• _Challenge_
Identify the lines that contain the string "Total" and copy all of them.

=== Data extract ===

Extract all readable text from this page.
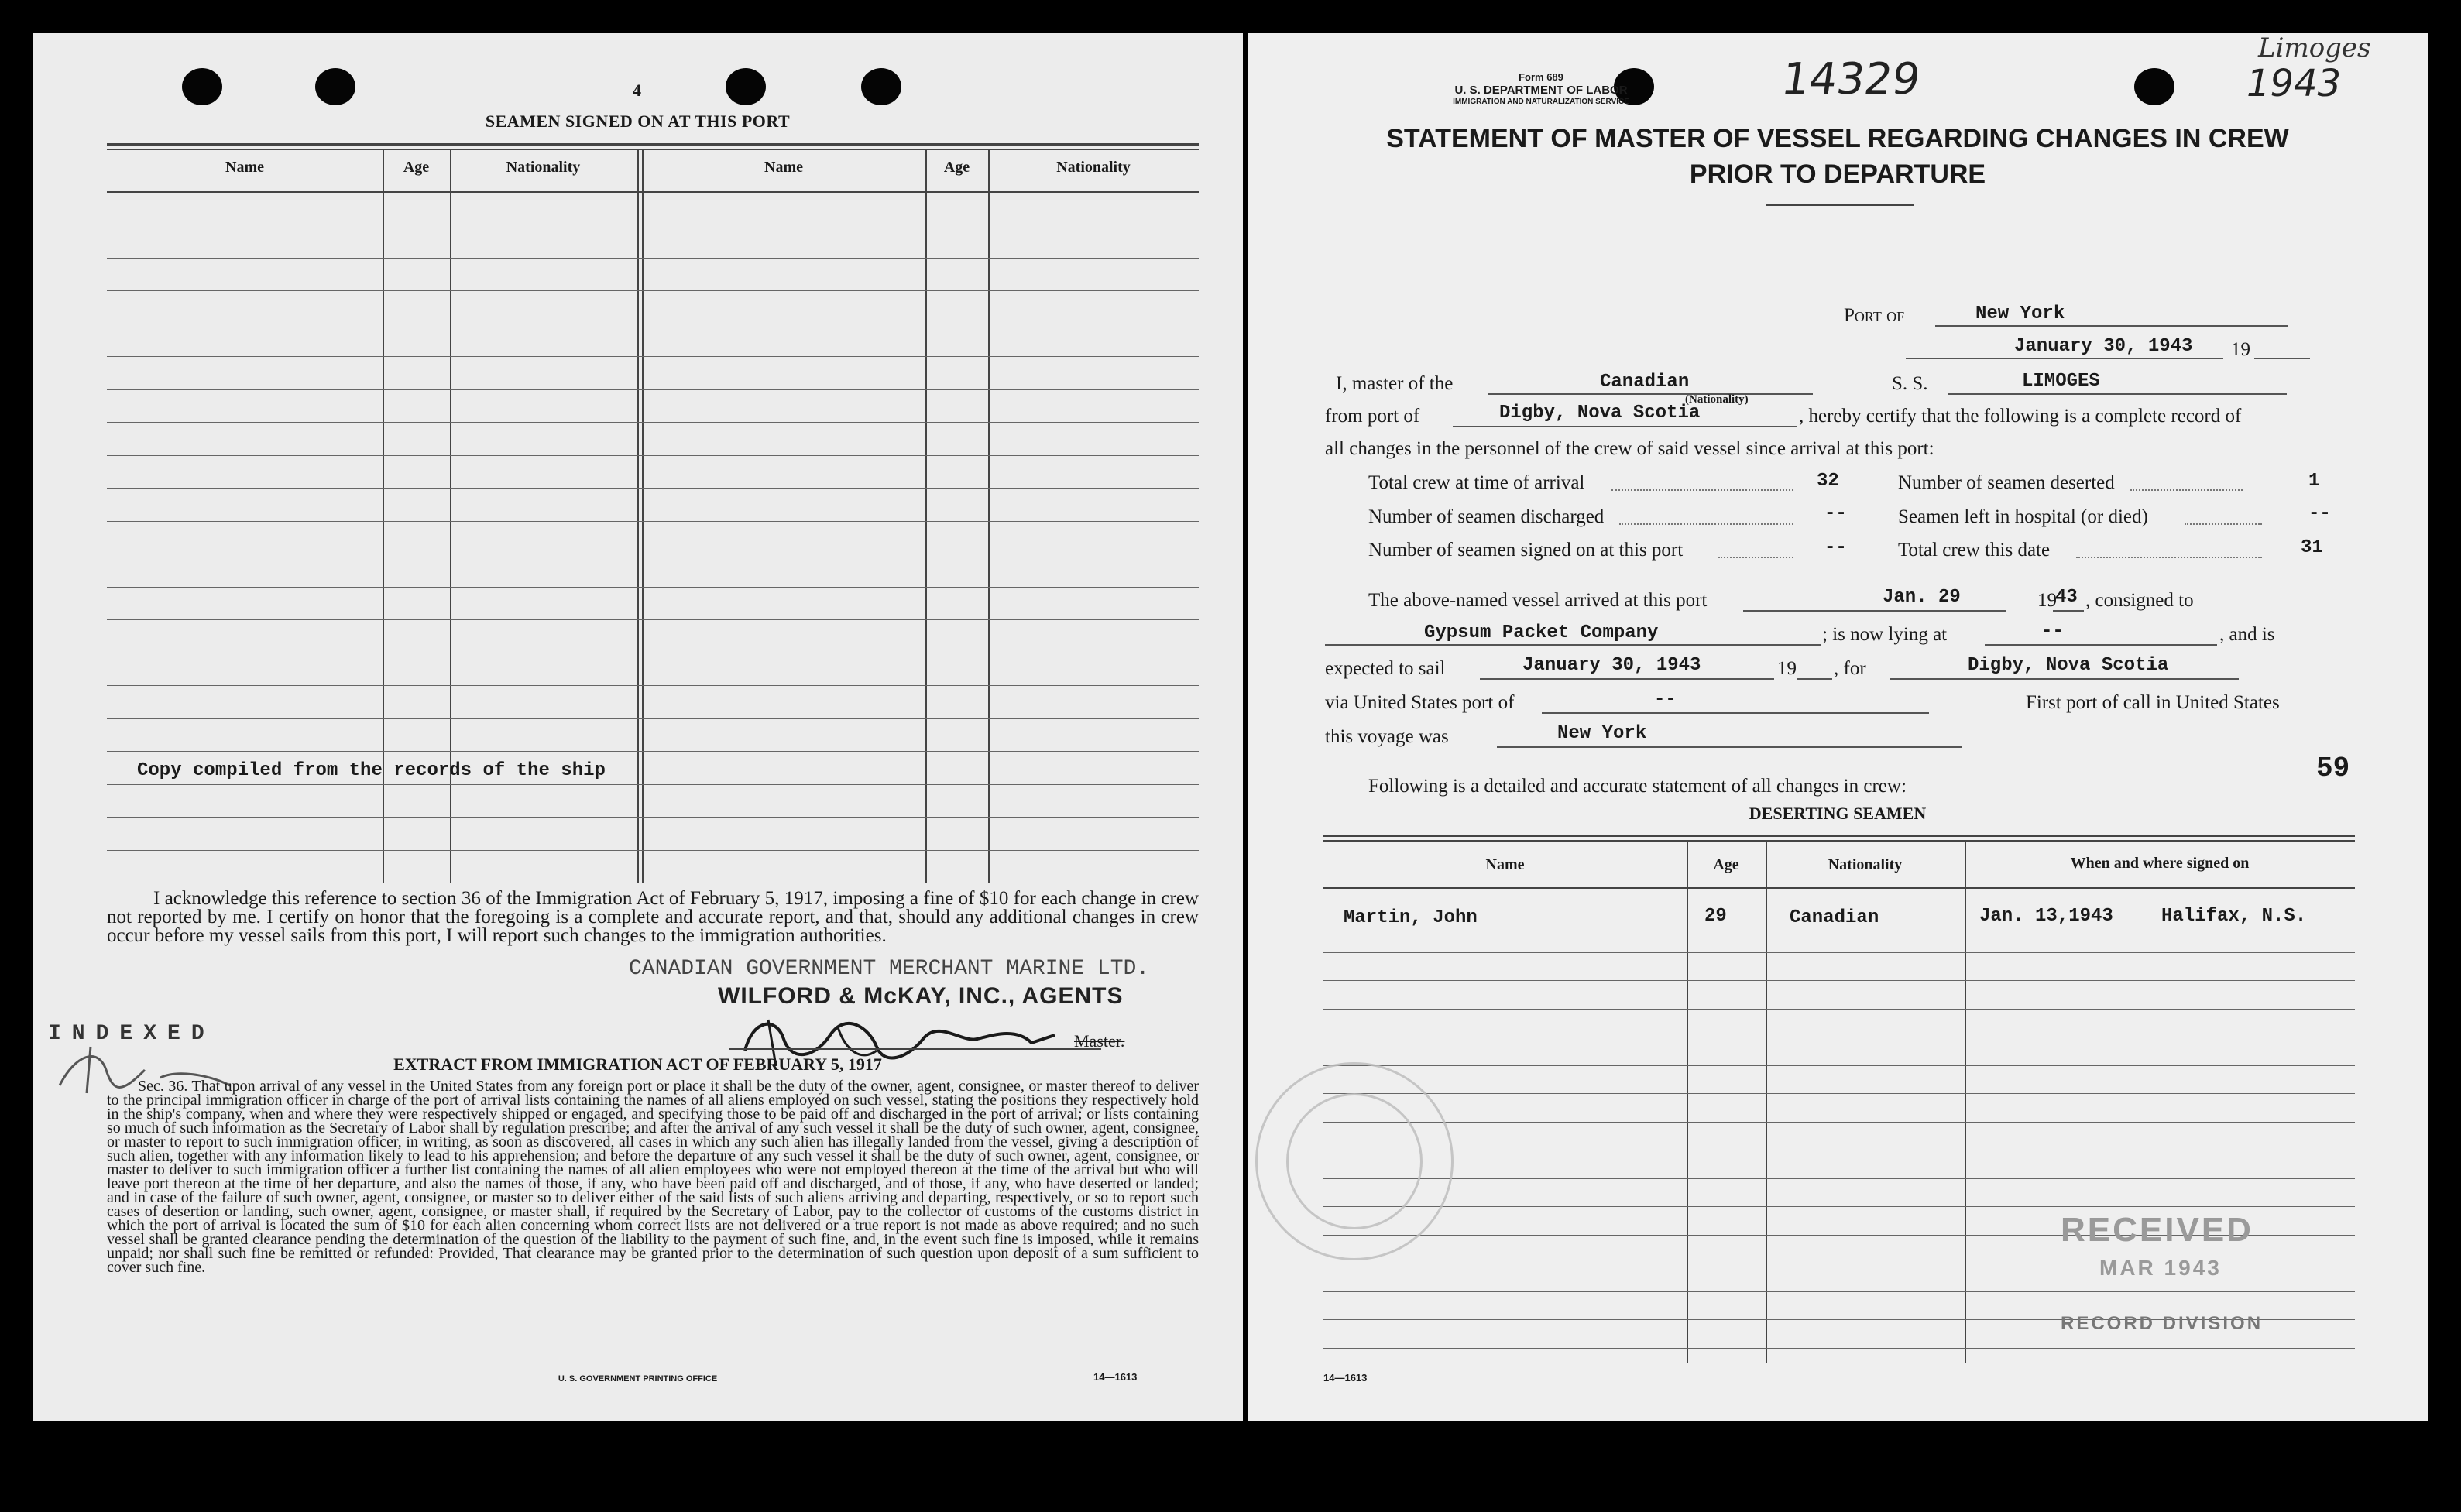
4
SEAMEN SIGNED ON AT THIS PORT
Name	Age	Nationality	Name	Age	Nationality
Copy compiled from the records of the ship
I acknowledge this reference to section 36 of the Immigration Act of February 5, 1917, imposing a fine of $10 for each change in crew not reported by me. I certify on honor that the foregoing is a complete and accurate report, and that, should any additional changes in crew occur before my vessel sails from this port, I will report such changes to the immigration authorities.
CANADIAN GOVERNMENT MERCHANT MARINE LTD.
WILFORD & McKAY, INC., AGENTS
Master.
INDEXED
EXTRACT FROM IMMIGRATION ACT OF FEBRUARY 5, 1917
Sec. 36. That upon arrival of any vessel in the United States from any foreign port or place it shall be the duty of the owner, agent, consignee, or master thereof to deliver to the principal immigration officer in charge of the port of arrival lists containing the names of all aliens employed on such vessel, stating the positions they respectively hold in the ship's company, when and where they were respectively shipped or engaged, and specifying those to be paid off and discharged in the port of arrival; or lists containing so much of such information as the Secretary of Labor shall by regulation prescribe; and after the arrival of any such vessel it shall be the duty of such owner, agent, consignee, or master to report to such immigration officer, in writing, as soon as discovered, all cases in which any such alien has illegally landed from the vessel, giving a description of such alien, together with any information likely to lead to his apprehension; and before the departure of any such vessel it shall be the duty of such owner, agent, consignee, or master to deliver to such immigration officer a further list containing the names of all alien employees who were not employed thereon at the time of the arrival but who will leave port thereon at the time of her departure, and also the names of those, if any, who have been paid off and discharged, and of those, if any, who have deserted or landed; and in case of the failure of such owner, agent, consignee, or master so to deliver either of the said lists of such aliens arriving and departing, respectively, or so to report such cases of desertion or landing, such owner, agent, consignee, or master shall, if required by the Secretary of Labor, pay to the collector of customs of the customs district in which the port of arrival is located the sum of $10 for each alien concerning whom correct lists are not delivered or a true report is not made as above required; and no such vessel shall be granted clearance pending the determination of the question of the liability to the payment of such fine, and, in the event such fine is imposed, while it remains unpaid; nor shall such fine be remitted or refunded: Provided, That clearance may be granted prior to the determination of such question upon deposit of a sum sufficient to cover such fine.
U. S. GOVERNMENT PRINTING OFFICE	14—1613
Form 689
U. S. DEPARTMENT OF LABOR
IMMIGRATION AND NATURALIZATION SERVICE	14329
Limoges
1943
STATEMENT OF MASTER OF VESSEL REGARDING CHANGES IN CREW
PRIOR TO DEPARTURE
Port of	New York
January 30, 1943 19
I, master of the	Canadian
(Nationality)
S. S.	LIMOGES
from port of	Digby, Nova Scotia	, hereby certify that the following is a complete record of
all changes in the personnel of the crew of said vessel since arrival at this port:
Total crew at time of arrival	32
Number of seamen discharged	--
Number of seamen signed on at this port	--
Number of seamen deserted	1
Seamen left in hospital (or died)	--
Total crew this date	31
The above-named vessel arrived at this port	Jan. 29	19
43 , consigned to
Gypsum Packet Company	; is now lying at	--	, and is
expected to sail	January 30, 1943	19 , for	Digby, Nova Scotia
via United States port of	--	First port of call in United States
this voyage was	New York
59
Following is a detailed and accurate statement of all changes in crew:
DESERTING SEAMEN
Name	Age	Nationality	When and where signed on
Martin, John	29	Canadian	Jan. 13,1943	Halifax, N.S.
RECEIVED
MAR 1943
RECORD DIVISION
14—1613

===

• _Written solution_
Total crew at time of arrival	32
Total crew this date	31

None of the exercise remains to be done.